* [Work instructions]: Provide only the number of lines in the records below that include "mantenha".
══ Data supplied ══
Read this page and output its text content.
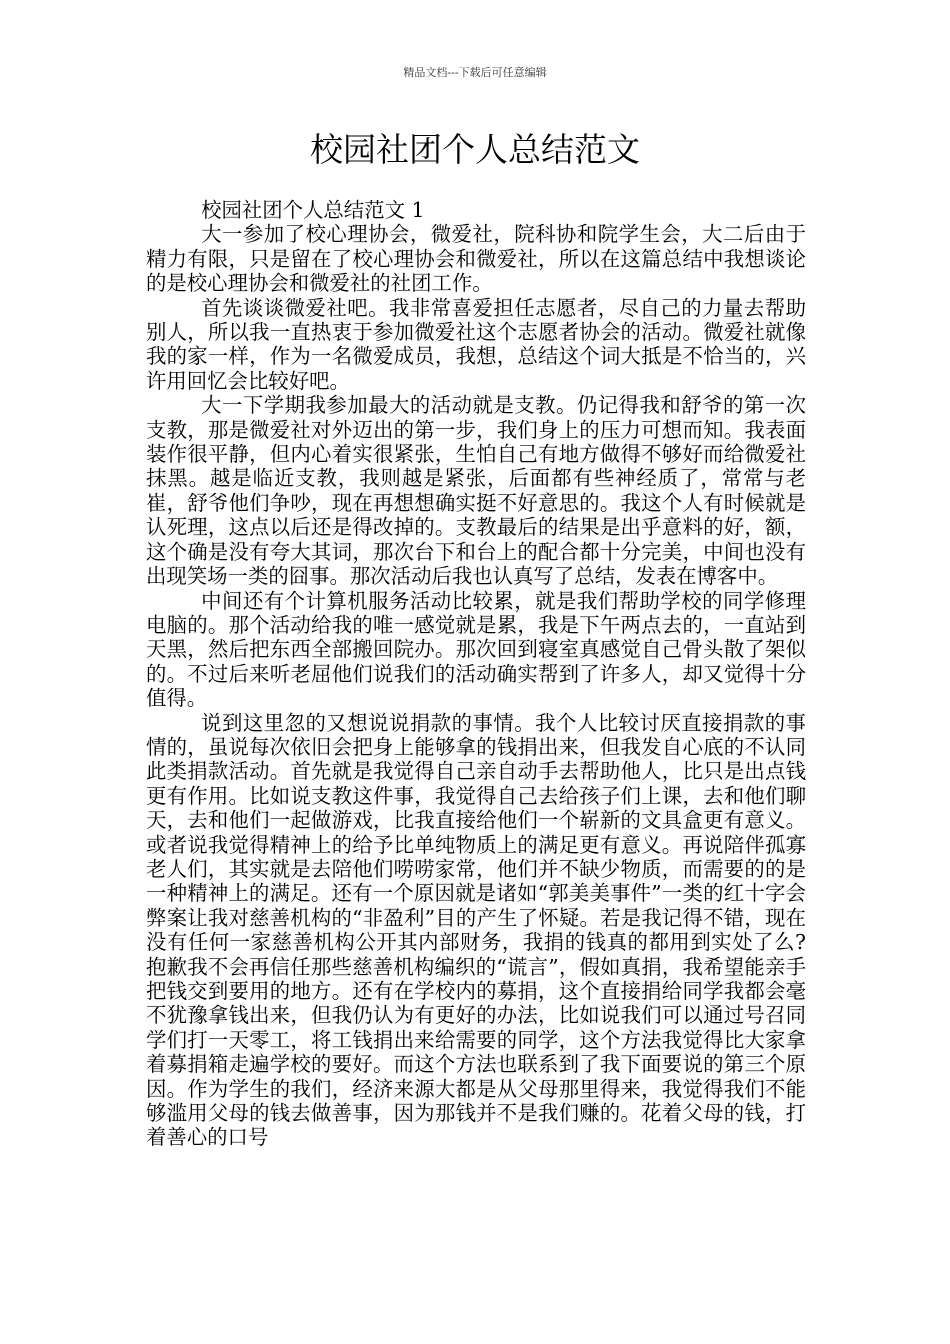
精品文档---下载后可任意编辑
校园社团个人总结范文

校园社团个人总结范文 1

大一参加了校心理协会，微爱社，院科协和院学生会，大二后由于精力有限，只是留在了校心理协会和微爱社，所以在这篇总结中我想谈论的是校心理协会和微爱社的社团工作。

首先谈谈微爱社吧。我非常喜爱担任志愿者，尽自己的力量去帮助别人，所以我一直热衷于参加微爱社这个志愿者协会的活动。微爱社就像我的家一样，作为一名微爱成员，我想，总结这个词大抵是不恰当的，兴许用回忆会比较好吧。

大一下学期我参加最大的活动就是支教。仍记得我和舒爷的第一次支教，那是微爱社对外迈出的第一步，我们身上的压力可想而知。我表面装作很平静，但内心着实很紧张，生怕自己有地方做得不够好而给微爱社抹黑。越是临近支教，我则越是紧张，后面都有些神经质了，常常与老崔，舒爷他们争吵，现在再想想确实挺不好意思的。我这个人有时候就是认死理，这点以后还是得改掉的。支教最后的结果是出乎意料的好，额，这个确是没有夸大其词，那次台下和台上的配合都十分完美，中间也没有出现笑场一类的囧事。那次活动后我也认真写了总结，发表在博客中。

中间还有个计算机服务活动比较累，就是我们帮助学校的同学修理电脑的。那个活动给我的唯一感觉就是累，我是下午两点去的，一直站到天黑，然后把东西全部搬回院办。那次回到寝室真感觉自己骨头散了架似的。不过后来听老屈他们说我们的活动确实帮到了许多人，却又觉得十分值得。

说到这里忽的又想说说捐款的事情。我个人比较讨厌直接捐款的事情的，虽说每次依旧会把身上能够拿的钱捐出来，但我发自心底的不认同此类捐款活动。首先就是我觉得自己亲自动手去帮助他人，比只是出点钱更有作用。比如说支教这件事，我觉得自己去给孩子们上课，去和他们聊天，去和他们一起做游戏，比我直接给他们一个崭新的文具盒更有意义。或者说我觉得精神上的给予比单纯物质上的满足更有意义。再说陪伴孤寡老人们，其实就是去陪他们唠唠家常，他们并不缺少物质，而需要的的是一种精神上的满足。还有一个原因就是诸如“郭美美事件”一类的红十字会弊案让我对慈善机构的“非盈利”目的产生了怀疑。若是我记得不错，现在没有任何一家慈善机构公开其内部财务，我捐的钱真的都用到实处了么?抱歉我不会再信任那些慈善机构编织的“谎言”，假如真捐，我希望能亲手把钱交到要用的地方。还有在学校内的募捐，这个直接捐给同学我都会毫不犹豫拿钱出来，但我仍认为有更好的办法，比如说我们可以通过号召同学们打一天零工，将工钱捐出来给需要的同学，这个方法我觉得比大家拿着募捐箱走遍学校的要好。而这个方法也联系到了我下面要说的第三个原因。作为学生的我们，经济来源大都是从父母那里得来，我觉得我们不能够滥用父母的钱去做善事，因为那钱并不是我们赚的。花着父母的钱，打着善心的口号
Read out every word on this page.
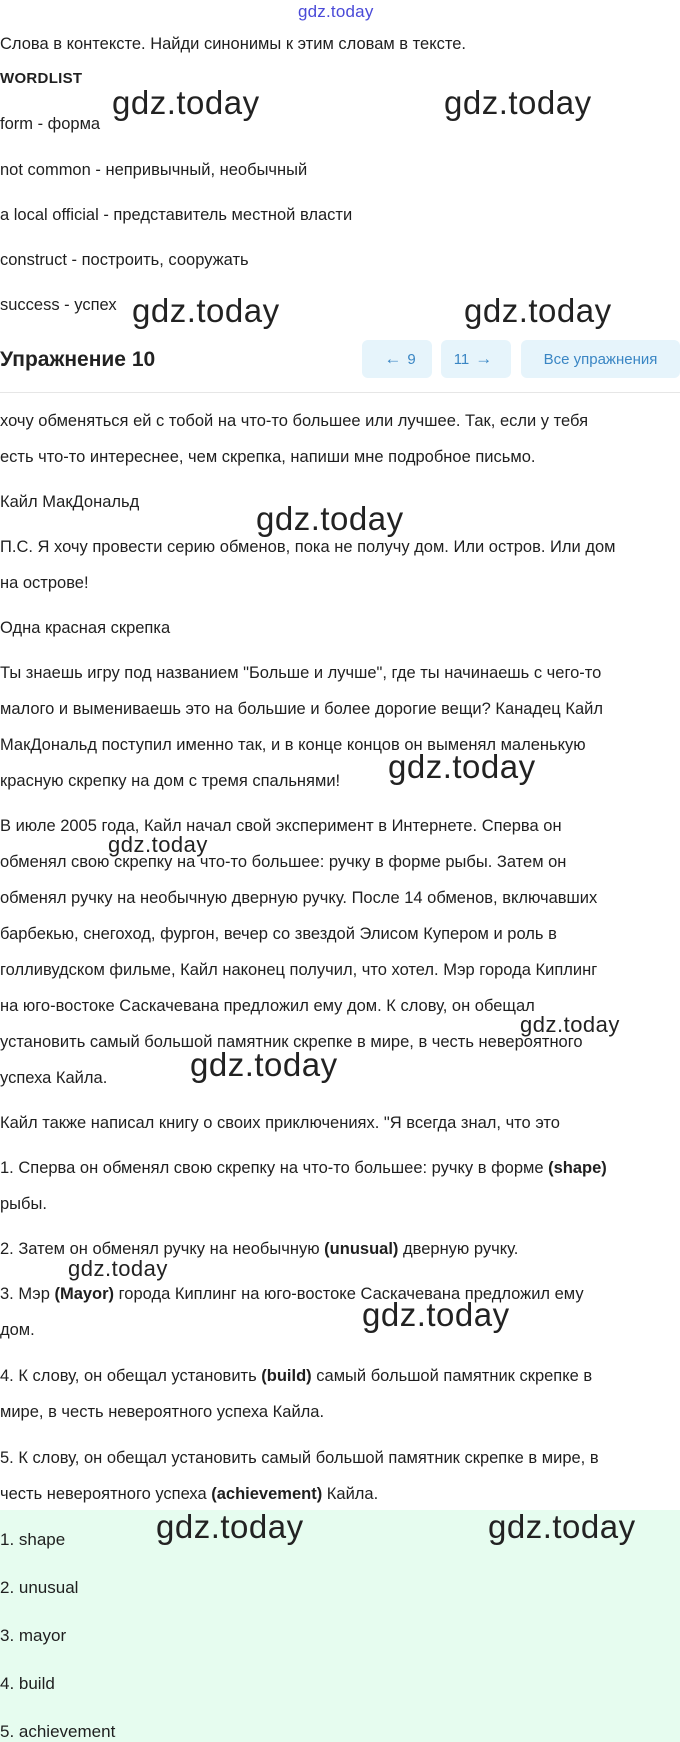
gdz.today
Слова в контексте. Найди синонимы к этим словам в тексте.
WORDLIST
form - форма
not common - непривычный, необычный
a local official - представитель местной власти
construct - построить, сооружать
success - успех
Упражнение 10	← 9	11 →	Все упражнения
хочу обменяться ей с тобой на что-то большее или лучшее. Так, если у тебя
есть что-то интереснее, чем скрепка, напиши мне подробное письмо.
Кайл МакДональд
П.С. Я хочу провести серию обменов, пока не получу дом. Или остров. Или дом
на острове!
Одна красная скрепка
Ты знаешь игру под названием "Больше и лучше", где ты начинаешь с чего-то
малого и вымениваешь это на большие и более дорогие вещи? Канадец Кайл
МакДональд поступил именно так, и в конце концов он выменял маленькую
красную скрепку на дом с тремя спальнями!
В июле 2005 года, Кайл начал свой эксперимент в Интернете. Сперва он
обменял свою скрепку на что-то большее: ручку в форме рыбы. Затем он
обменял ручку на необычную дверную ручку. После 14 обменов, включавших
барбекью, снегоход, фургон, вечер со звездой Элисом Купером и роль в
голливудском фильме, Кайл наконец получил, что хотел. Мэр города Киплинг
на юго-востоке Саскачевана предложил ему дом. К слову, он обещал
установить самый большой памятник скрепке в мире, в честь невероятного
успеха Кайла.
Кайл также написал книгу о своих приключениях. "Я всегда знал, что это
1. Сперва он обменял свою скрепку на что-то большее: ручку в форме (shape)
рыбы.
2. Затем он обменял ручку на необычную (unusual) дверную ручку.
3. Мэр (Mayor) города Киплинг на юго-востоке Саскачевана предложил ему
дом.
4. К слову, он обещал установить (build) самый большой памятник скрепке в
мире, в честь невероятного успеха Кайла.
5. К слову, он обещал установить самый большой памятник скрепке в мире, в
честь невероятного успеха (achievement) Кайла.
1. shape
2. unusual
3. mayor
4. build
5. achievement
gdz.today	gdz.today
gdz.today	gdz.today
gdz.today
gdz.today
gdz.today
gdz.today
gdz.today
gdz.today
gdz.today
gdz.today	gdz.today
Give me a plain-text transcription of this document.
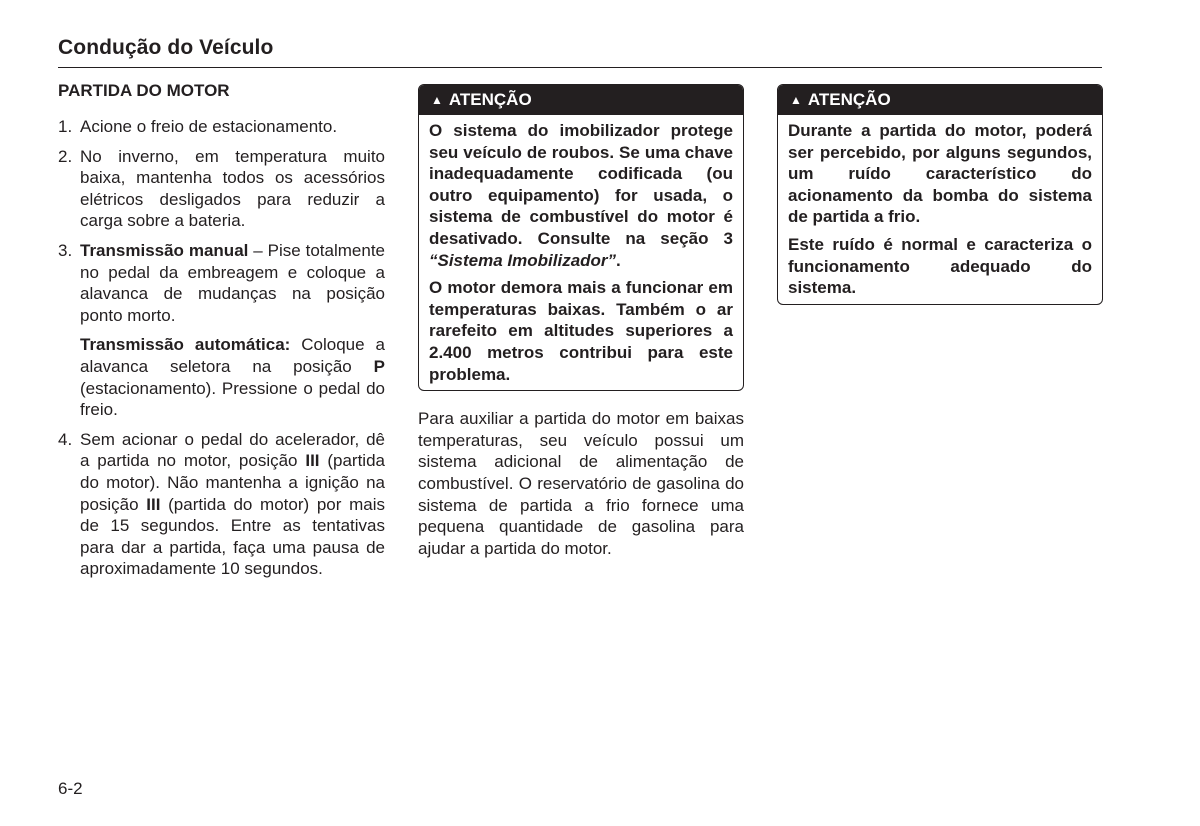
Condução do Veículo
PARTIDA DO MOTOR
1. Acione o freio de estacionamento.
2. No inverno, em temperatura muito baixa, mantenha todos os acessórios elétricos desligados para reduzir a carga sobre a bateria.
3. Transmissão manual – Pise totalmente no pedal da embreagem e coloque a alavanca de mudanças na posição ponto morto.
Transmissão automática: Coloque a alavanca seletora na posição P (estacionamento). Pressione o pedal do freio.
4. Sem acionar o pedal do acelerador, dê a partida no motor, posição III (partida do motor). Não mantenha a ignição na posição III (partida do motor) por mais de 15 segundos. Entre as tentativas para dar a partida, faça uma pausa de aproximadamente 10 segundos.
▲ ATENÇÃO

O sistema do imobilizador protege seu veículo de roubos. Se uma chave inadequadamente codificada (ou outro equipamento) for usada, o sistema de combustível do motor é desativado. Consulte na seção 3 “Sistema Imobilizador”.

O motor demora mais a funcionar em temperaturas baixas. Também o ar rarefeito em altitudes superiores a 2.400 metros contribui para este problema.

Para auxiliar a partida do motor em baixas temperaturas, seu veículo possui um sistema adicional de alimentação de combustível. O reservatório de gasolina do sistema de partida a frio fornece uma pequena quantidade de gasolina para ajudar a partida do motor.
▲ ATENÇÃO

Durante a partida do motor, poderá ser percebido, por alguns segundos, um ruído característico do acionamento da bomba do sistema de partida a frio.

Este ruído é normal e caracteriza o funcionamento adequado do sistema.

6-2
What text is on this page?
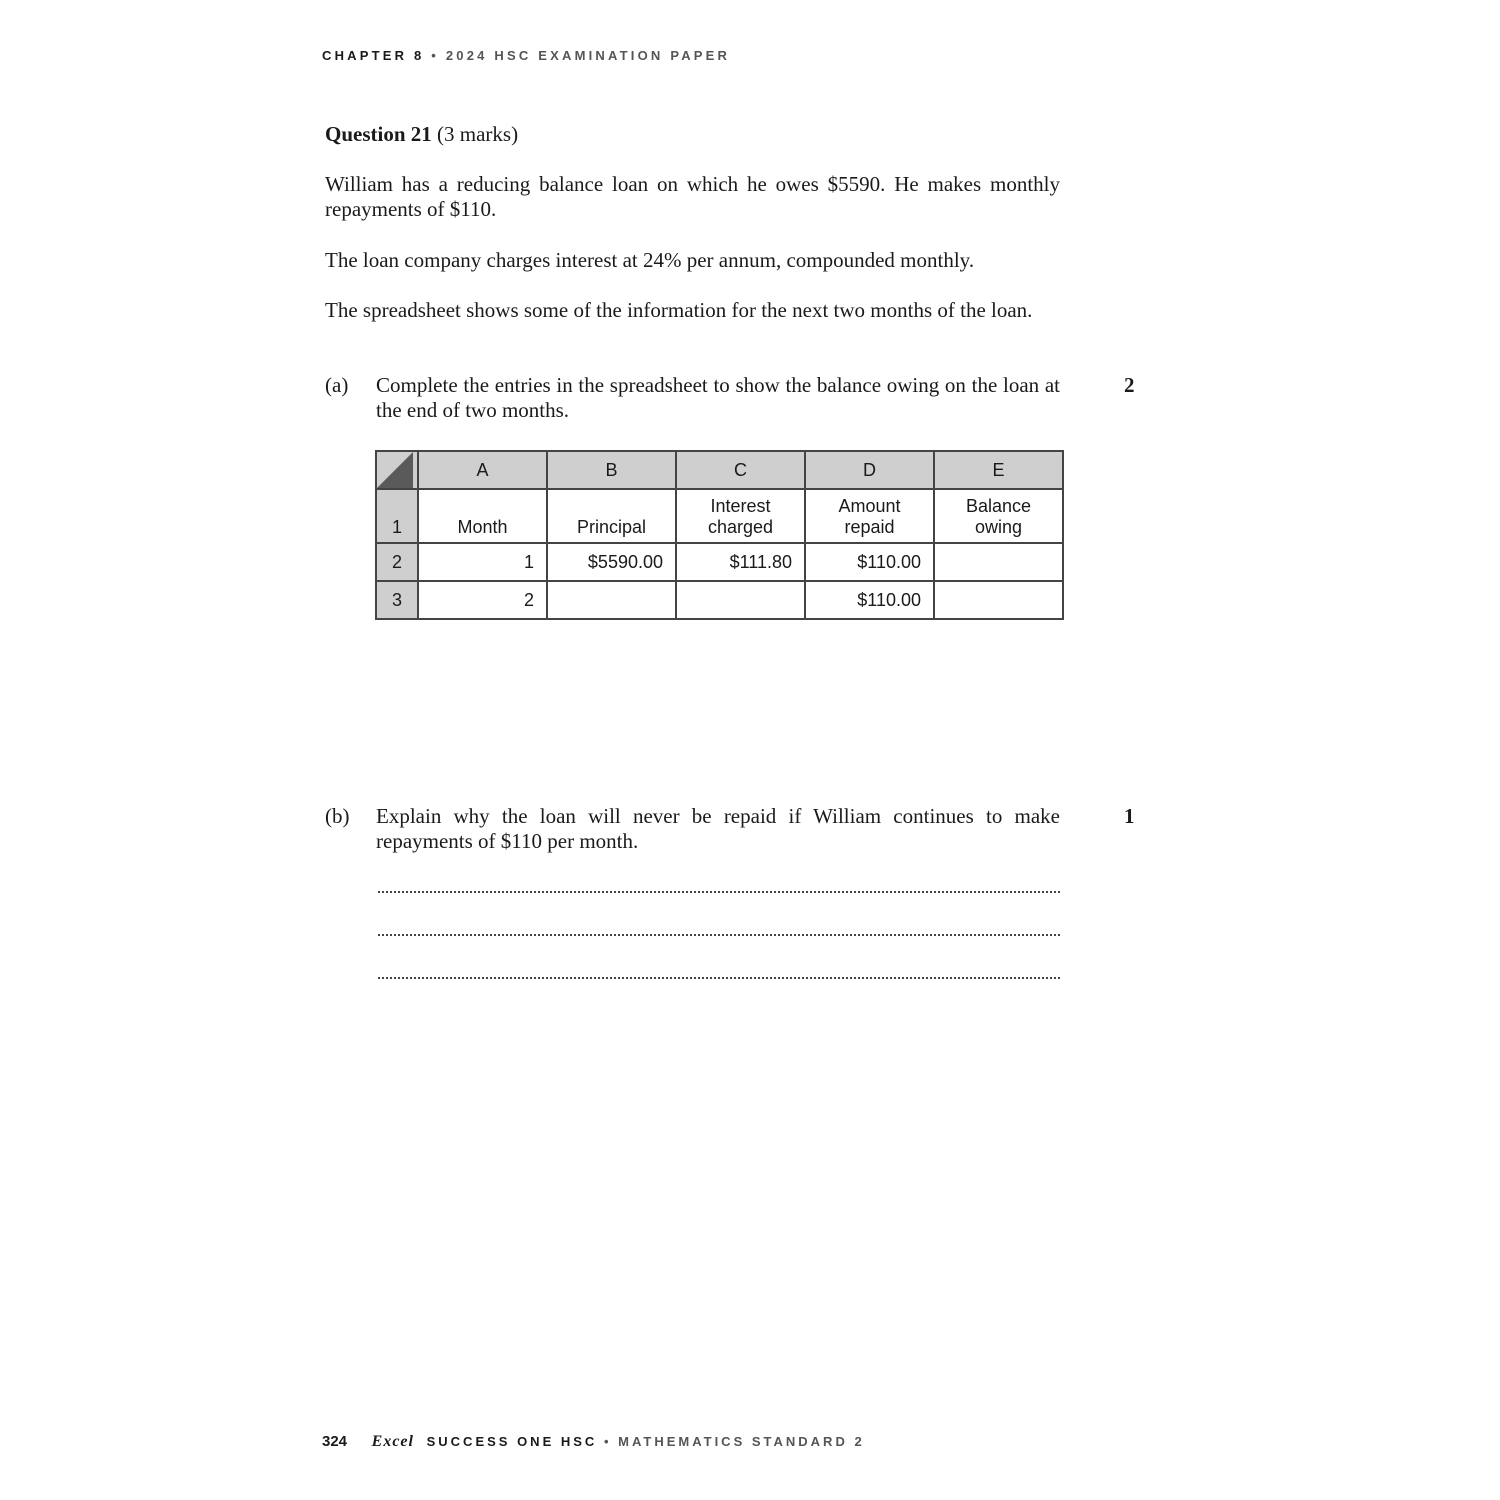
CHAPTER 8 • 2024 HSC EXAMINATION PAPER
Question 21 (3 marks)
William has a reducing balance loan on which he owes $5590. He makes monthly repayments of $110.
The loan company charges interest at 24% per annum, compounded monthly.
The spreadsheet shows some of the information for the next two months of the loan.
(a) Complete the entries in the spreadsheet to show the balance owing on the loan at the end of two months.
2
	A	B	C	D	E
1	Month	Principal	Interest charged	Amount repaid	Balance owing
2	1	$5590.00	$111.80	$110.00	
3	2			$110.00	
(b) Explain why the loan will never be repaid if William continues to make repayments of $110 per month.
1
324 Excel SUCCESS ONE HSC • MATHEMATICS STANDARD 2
═══
* [Result]: 2